**Data shown**
##########
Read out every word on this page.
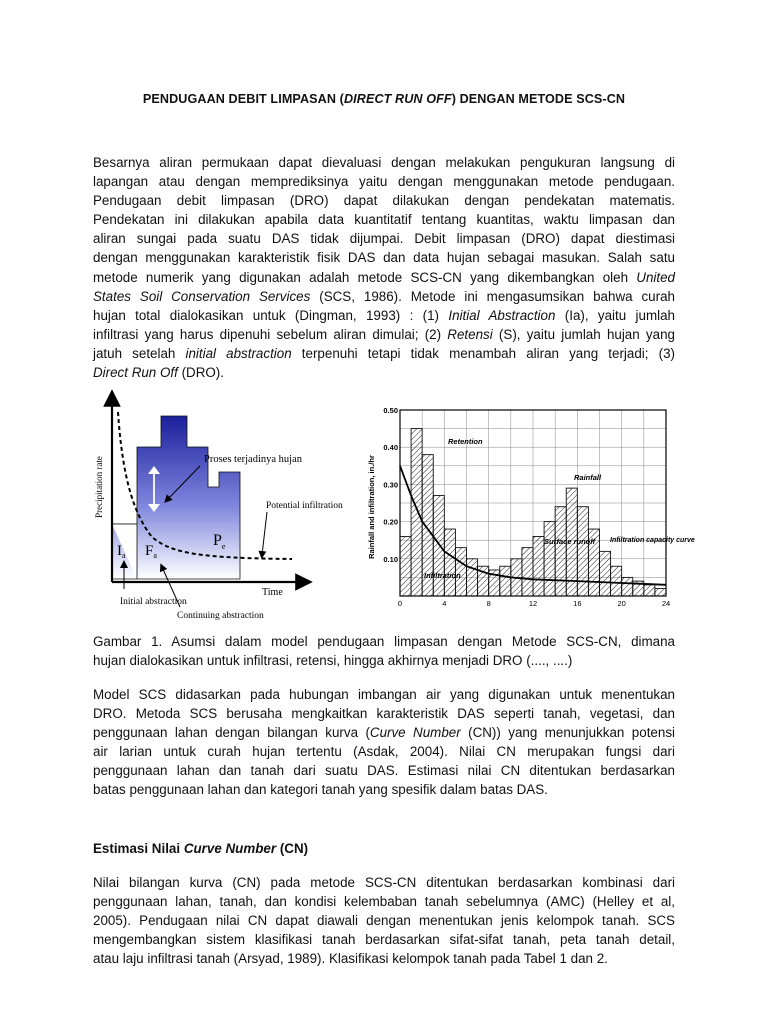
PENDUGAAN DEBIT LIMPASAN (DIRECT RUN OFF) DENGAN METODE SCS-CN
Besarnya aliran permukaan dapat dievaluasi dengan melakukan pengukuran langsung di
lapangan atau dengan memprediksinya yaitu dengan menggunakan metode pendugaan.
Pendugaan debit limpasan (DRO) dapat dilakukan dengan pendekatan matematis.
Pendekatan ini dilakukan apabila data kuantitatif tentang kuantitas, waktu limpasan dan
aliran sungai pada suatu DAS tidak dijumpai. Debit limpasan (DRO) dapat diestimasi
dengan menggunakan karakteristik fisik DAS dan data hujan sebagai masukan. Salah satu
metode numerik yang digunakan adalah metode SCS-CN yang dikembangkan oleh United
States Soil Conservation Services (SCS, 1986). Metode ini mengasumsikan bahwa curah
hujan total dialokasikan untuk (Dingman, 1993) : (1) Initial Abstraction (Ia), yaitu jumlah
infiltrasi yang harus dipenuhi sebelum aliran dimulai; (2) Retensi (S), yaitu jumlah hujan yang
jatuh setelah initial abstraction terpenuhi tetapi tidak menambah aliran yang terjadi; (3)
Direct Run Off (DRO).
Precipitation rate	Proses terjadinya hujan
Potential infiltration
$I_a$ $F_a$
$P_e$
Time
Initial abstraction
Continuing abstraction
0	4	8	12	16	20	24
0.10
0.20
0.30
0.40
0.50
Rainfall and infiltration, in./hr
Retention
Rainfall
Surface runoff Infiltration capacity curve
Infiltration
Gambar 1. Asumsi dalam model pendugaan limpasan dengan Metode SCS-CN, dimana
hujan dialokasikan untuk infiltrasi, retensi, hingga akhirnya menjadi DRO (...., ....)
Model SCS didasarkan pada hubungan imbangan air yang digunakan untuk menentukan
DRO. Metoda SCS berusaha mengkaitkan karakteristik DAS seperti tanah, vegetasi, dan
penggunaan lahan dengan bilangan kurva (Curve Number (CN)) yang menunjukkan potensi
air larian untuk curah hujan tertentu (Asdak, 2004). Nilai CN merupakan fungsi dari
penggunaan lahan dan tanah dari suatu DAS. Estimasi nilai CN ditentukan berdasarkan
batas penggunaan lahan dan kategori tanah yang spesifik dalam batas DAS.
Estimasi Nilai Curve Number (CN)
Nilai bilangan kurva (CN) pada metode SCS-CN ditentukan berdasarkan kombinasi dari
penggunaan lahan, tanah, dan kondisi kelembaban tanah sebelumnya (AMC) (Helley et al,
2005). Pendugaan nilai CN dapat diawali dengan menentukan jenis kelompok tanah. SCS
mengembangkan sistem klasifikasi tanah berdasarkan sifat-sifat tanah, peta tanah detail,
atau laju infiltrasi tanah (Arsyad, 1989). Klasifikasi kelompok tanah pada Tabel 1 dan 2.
##########
**Requirement**
Every line holding "dalam" should be copied out.

**Answer for the task**
Gambar 1. Asumsi dalam model pendugaan limpasan dengan Metode SCS-CN, dimana
batas penggunaan lahan dan kategori tanah yang spesifik dalam batas DAS.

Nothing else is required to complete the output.